Problem requirements ▸ Identify and copy all lines of the material where the string "text" is found.

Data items
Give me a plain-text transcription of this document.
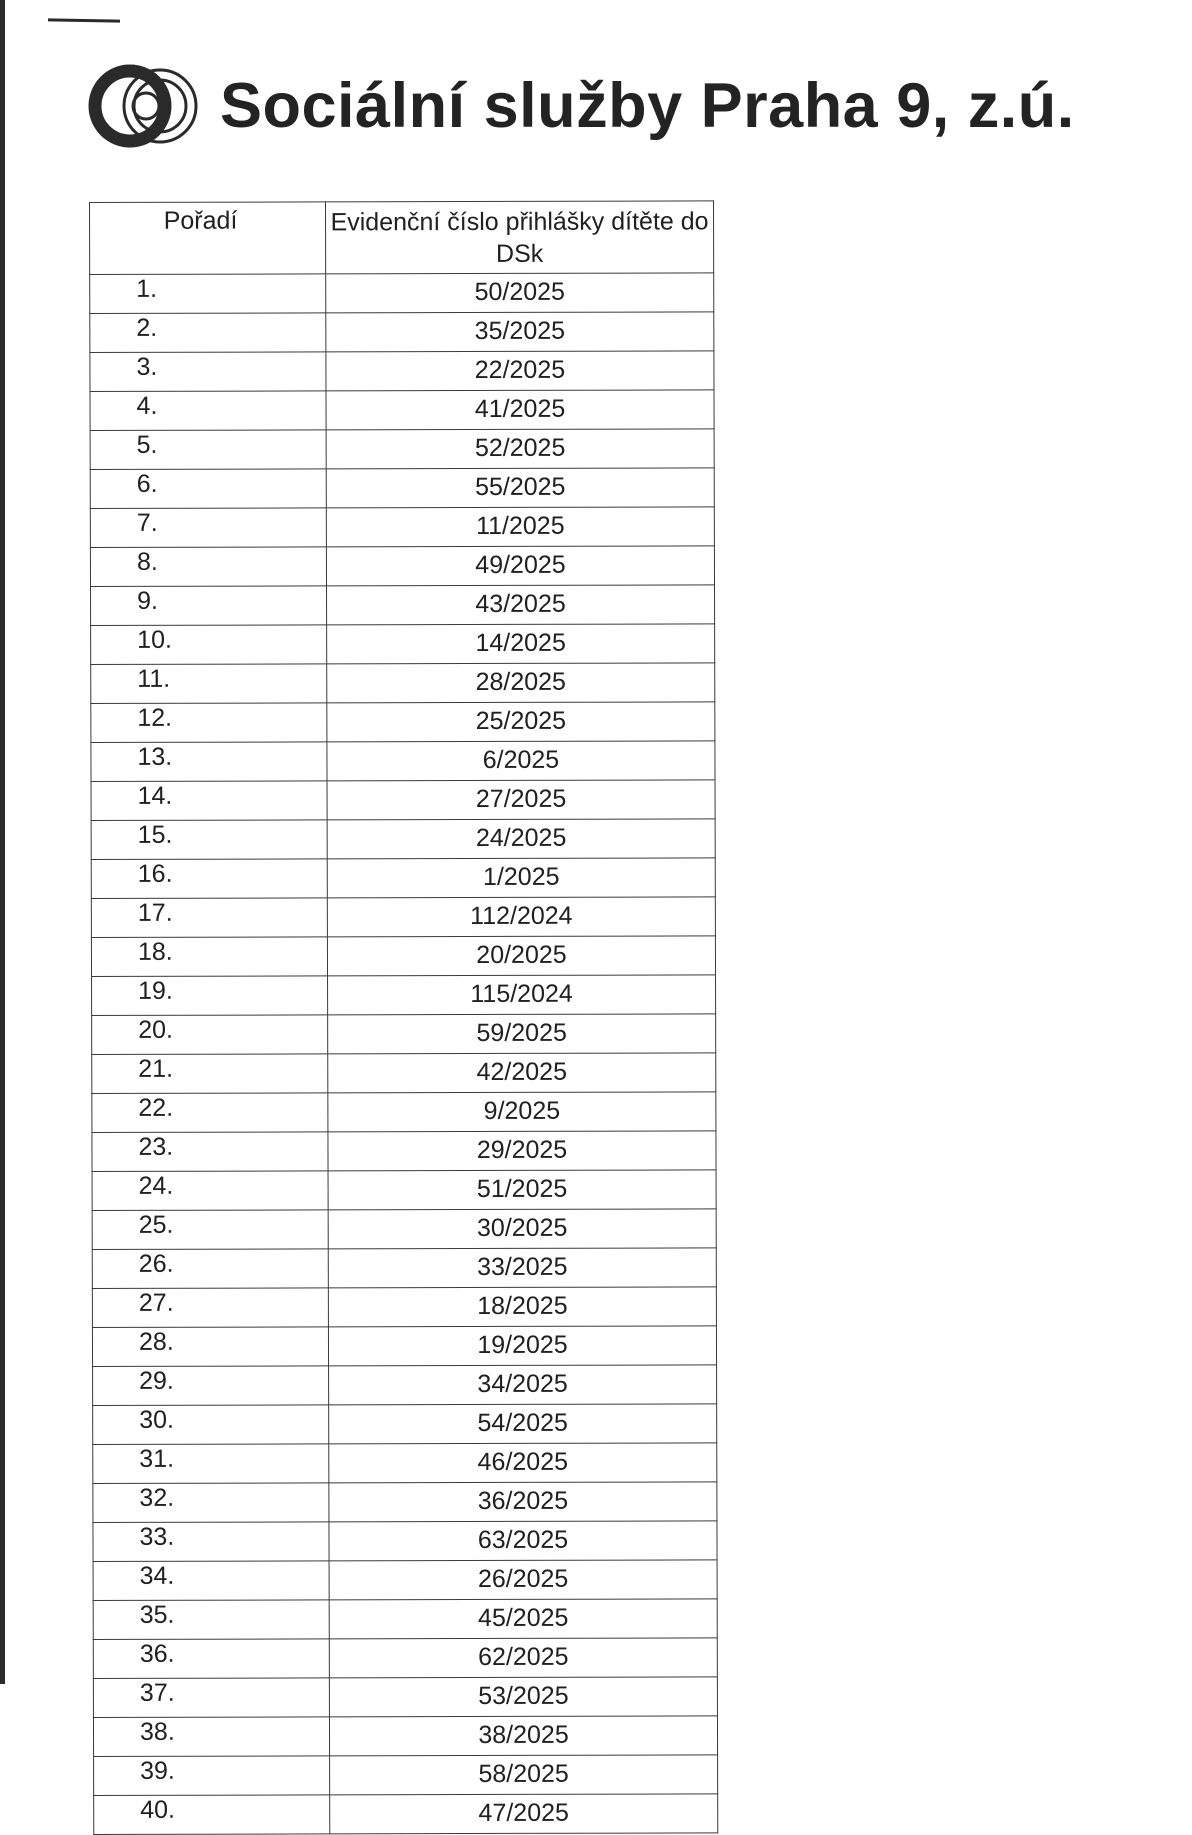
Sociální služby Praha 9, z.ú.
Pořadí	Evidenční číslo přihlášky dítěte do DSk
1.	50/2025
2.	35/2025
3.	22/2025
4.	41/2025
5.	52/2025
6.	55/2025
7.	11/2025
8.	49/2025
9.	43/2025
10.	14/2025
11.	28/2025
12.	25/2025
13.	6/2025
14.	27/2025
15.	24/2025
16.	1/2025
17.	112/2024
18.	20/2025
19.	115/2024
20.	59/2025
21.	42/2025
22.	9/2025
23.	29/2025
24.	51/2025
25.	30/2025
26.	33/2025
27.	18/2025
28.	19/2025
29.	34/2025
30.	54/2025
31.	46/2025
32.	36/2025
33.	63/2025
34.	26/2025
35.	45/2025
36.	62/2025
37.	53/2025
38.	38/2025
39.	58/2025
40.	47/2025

* * *

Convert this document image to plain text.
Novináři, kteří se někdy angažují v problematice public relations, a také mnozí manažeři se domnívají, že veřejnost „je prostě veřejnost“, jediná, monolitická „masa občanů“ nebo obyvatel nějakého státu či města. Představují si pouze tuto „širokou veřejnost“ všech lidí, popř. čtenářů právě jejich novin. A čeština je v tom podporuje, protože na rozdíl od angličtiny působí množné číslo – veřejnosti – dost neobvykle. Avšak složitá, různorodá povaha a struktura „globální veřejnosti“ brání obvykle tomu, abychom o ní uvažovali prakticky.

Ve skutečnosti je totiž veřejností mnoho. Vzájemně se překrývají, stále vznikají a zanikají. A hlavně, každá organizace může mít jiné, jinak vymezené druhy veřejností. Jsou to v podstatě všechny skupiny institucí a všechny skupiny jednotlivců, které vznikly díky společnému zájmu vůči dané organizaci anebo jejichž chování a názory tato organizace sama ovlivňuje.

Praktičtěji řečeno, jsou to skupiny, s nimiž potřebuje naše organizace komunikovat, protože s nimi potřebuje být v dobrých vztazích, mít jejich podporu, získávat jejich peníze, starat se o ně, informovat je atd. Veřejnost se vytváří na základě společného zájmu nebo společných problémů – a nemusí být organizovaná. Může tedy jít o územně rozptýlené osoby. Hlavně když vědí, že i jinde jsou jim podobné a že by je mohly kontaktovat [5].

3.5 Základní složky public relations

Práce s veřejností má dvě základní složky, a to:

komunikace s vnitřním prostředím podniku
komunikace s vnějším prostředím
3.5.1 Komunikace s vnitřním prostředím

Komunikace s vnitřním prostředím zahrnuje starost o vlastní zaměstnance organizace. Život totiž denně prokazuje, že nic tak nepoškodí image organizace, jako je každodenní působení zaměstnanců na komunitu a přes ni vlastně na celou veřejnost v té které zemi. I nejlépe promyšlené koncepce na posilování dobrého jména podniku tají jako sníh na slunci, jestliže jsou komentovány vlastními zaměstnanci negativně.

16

Response ▸
Give me a plain-text transcription of this document.
Convert this document image to plain text.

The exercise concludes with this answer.